------ Information given ------

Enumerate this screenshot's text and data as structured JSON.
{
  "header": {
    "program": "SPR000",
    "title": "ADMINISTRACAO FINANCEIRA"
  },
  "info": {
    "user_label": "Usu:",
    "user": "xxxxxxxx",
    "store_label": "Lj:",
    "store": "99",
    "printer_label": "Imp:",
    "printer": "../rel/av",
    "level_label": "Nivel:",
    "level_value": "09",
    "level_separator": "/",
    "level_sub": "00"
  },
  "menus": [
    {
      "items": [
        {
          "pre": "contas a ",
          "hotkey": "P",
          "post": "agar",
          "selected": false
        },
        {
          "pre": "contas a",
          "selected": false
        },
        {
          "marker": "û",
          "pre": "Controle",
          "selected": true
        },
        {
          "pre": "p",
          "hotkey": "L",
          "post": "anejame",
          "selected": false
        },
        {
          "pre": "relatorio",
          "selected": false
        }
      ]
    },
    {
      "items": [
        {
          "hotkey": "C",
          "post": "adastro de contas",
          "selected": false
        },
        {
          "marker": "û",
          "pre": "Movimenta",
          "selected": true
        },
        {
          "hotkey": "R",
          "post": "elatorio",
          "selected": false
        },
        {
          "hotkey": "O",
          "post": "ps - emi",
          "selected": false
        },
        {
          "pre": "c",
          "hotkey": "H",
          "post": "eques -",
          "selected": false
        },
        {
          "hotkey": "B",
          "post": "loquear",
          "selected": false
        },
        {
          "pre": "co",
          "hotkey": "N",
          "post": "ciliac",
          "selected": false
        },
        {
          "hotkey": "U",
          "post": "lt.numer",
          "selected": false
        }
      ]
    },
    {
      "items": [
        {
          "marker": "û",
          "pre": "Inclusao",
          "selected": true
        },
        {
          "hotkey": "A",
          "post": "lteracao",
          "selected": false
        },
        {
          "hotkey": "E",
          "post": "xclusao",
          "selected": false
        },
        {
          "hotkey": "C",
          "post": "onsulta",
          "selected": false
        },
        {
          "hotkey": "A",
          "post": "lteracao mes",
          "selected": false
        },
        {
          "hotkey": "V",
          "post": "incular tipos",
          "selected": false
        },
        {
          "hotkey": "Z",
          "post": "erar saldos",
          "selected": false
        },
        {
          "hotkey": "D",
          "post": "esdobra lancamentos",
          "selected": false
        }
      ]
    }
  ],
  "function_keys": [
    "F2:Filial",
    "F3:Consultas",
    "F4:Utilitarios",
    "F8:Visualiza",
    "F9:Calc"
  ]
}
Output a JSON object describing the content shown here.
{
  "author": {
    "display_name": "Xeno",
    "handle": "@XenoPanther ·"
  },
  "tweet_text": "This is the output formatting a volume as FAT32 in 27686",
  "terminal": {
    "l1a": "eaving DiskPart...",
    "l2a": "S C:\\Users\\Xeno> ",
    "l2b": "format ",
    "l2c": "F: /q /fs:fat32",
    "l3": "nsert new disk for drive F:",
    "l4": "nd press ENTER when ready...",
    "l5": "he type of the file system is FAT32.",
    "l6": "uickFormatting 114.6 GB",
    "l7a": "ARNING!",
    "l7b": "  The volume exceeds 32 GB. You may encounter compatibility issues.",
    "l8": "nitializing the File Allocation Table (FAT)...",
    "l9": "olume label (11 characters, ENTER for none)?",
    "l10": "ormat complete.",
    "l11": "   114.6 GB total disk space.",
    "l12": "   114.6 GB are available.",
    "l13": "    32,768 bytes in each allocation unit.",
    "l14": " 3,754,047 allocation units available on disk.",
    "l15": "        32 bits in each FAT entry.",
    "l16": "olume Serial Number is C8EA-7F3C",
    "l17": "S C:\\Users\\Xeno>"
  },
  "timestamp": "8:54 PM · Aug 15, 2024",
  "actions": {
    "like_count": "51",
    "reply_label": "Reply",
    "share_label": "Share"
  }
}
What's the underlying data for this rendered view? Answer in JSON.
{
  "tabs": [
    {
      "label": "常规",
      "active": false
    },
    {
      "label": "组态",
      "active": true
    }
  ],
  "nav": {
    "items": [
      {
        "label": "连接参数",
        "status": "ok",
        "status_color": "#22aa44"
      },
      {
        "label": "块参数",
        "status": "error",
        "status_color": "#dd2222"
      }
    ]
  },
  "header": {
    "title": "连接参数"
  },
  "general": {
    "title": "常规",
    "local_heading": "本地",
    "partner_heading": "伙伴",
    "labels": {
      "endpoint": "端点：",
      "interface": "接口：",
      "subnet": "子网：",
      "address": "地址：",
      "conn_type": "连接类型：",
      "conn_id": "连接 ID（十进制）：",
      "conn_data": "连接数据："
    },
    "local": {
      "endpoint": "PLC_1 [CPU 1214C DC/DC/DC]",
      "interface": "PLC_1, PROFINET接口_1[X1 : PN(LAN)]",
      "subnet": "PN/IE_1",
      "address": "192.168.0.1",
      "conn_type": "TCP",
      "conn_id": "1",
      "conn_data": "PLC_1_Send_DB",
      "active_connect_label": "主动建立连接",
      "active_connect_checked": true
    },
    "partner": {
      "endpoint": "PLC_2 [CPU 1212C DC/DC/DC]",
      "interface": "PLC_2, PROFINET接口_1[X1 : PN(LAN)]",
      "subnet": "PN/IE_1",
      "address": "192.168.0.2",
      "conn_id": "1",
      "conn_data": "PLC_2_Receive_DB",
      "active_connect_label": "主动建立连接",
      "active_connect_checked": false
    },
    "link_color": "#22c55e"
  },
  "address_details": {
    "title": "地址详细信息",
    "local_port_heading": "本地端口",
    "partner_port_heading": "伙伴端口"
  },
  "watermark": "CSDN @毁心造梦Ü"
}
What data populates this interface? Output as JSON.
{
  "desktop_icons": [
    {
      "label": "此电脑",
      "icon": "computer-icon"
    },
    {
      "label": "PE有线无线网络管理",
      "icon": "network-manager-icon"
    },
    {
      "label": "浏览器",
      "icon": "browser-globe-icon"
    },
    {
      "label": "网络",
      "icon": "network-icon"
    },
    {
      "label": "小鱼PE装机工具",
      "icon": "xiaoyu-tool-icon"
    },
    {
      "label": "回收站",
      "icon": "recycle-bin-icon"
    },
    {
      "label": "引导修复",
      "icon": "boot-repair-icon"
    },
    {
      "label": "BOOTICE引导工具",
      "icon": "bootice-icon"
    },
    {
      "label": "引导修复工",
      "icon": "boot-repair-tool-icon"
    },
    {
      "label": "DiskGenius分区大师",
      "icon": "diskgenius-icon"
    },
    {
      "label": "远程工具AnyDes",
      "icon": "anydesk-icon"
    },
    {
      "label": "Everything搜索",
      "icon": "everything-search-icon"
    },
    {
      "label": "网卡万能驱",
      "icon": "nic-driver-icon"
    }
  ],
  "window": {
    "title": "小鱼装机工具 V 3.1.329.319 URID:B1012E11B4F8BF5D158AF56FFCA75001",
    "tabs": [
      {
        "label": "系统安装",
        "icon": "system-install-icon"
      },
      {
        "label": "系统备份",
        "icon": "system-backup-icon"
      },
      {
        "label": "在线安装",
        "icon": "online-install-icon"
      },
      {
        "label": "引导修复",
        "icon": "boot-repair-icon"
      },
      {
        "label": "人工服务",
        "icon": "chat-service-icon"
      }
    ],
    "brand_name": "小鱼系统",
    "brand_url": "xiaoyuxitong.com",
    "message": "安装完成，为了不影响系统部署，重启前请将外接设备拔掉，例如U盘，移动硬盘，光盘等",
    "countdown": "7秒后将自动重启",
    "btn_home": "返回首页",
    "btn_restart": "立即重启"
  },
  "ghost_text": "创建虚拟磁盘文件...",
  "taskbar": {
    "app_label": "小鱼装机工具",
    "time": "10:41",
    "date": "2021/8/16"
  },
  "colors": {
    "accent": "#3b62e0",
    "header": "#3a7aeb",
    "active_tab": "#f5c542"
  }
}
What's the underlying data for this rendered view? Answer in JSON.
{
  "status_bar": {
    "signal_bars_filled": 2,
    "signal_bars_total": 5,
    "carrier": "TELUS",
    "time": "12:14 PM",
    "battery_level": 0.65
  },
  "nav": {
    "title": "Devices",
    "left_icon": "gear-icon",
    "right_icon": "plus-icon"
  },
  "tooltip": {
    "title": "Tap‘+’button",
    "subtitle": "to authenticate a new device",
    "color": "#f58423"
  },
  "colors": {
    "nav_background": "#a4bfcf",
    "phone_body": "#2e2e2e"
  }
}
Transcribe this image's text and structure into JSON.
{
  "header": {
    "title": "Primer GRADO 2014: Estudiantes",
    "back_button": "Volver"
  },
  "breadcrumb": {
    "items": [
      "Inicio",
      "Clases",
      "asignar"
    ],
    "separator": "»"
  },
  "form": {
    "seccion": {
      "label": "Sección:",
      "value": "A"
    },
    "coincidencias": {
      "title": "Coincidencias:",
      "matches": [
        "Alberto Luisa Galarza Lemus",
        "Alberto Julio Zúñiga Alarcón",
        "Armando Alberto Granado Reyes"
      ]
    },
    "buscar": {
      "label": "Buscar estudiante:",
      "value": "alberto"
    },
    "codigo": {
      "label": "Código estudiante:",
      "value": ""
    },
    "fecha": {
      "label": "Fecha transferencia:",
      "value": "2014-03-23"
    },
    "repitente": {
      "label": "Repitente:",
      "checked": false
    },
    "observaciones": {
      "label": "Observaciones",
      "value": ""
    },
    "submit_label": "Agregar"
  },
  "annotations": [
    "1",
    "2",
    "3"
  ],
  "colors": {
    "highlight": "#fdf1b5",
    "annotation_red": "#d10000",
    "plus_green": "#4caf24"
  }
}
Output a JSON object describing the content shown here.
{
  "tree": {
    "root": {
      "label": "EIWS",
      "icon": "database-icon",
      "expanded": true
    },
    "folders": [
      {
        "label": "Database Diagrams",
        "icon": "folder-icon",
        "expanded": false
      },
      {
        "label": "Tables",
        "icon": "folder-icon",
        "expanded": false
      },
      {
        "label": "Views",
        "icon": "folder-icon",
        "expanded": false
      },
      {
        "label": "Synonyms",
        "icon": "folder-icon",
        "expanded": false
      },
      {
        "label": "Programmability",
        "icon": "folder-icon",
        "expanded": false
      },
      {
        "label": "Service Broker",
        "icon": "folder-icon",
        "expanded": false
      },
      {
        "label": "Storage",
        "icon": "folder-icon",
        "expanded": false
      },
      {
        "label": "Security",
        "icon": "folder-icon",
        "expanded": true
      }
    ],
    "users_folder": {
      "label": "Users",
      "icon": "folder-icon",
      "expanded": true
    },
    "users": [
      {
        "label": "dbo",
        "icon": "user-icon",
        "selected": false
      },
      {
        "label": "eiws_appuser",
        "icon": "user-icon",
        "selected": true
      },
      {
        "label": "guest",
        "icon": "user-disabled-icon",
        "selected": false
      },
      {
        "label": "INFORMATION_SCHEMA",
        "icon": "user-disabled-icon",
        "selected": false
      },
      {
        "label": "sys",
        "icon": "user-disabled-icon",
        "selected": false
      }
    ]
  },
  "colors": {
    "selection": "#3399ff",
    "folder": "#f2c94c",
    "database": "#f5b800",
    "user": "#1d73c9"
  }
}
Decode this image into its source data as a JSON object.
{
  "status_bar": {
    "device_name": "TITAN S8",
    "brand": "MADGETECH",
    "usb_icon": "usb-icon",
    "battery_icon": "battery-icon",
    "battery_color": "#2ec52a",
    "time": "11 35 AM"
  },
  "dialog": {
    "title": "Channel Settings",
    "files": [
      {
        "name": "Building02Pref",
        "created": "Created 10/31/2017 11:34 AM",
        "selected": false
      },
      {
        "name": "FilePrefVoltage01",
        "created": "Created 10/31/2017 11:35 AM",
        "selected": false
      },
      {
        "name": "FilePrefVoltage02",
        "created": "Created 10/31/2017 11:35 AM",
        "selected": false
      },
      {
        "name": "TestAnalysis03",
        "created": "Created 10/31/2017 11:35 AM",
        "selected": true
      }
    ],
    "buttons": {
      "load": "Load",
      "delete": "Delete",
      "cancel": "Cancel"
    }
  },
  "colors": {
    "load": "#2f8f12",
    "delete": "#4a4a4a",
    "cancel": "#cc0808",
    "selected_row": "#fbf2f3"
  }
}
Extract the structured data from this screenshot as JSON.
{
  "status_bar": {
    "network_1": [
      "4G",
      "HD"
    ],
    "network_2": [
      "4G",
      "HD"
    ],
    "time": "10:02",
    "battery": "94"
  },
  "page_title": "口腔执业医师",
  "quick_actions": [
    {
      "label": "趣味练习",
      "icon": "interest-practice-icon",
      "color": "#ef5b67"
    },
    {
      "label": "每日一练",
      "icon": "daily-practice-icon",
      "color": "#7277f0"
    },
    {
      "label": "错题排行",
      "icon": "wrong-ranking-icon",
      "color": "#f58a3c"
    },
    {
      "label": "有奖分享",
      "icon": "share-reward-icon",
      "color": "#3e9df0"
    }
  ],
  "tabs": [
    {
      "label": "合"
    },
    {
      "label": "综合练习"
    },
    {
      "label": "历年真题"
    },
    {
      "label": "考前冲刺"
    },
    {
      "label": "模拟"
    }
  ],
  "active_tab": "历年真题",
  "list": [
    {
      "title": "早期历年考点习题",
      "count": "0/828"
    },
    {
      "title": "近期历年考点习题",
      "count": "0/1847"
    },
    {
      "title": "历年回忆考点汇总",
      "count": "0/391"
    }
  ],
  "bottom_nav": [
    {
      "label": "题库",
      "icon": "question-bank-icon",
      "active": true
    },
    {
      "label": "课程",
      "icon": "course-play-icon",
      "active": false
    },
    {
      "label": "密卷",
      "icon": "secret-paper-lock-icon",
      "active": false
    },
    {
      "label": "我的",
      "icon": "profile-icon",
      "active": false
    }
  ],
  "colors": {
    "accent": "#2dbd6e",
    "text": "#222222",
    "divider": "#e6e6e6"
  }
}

------

Stated exercise
Which lines include the word "structured"? Copy every one of them.

Solution for this task
Enumerate this screenshot's text and data as structured JSON.
Extract the structured data from this screenshot as JSON.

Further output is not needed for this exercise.